[Dataset rows about figures]
= = = = =

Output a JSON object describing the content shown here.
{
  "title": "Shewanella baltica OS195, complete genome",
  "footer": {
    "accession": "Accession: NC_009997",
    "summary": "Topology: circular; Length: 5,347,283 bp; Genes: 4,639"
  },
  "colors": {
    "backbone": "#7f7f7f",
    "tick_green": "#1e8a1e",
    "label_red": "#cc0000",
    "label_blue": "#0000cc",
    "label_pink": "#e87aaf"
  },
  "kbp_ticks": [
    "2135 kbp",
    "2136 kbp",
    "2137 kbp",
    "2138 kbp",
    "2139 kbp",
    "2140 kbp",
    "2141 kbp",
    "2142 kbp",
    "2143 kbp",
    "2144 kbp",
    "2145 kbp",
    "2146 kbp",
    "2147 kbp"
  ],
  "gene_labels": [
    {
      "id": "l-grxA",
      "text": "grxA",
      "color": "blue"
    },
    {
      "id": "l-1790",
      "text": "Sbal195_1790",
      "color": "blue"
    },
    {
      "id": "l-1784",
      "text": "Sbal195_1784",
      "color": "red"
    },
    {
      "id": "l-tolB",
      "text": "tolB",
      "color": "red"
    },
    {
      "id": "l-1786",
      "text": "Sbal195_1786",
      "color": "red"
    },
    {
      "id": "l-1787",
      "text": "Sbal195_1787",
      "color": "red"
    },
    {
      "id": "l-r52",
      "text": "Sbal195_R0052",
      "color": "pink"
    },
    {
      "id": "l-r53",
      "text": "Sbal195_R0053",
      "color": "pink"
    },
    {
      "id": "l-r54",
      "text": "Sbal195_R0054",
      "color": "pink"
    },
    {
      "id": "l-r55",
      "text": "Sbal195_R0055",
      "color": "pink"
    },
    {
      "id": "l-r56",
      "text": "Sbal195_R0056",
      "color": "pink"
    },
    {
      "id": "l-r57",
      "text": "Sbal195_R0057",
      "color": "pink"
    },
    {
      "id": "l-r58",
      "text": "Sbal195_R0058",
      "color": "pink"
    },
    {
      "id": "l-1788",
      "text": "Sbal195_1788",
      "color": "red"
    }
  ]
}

= = = = =

§ **WHAT YOU ARE ASKED TO DO**: Produce a verbatim copy of each record above.

§ **FINAL ANSWER**:
Output a JSON object describing the content shown here.
{
  "title": "Shewanella baltica OS195, complete genome",
  "footer": {
    "accession": "Accession: NC_009997",
    "summary": "Topology: circular; Length: 5,347,283 bp; Genes: 4,639"
  },
  "colors": {
    "backbone": "#7f7f7f",
    "tick_green": "#1e8a1e",
    "label_red": "#cc0000",
    "label_blue": "#0000cc",
    "label_pink": "#e87aaf"
  },
  "kbp_ticks": [
    "2135 kbp",
    "2136 kbp",
    "2137 kbp",
    "2138 kbp",
    "2139 kbp",
    "2140 kbp",
    "2141 kbp",
    "2142 kbp",
    "2143 kbp",
    "2144 kbp",
    "2145 kbp",
    "2146 kbp",
    "2147 kbp"
  ],
  "gene_labels": [
    {
      "id": "l-grxA",
      "text": "grxA",
      "color": "blue"
    },
    {
      "id": "l-1790",
      "text": "Sbal195_1790",
      "color": "blue"
    },
    {
      "id": "l-1784",
      "text": "Sbal195_1784",
      "color": "red"
    },
    {
      "id": "l-tolB",
      "text": "tolB",
      "color": "red"
    },
    {
      "id": "l-1786",
      "text": "Sbal195_1786",
      "color": "red"
    },
    {
      "id": "l-1787",
      "text": "Sbal195_1787",
      "color": "red"
    },
    {
      "id": "l-r52",
      "text": "Sbal195_R0052",
      "color": "pink"
    },
    {
      "id": "l-r53",
      "text": "Sbal195_R0053",
      "color": "pink"
    },
    {
      "id": "l-r54",
      "text": "Sbal195_R0054",
      "color": "pink"
    },
    {
      "id": "l-r55",
      "text": "Sbal195_R0055",
      "color": "pink"
    },
    {
      "id": "l-r56",
      "text": "Sbal195_R0056",
      "color": "pink"
    },
    {
      "id": "l-r57",
      "text": "Sbal195_R0057",
      "color": "pink"
    },
    {
      "id": "l-r58",
      "text": "Sbal195_R0058",
      "color": "pink"
    },
    {
      "id": "l-1788",
      "text": "Sbal195_1788",
      "color": "red"
    }
  ]
}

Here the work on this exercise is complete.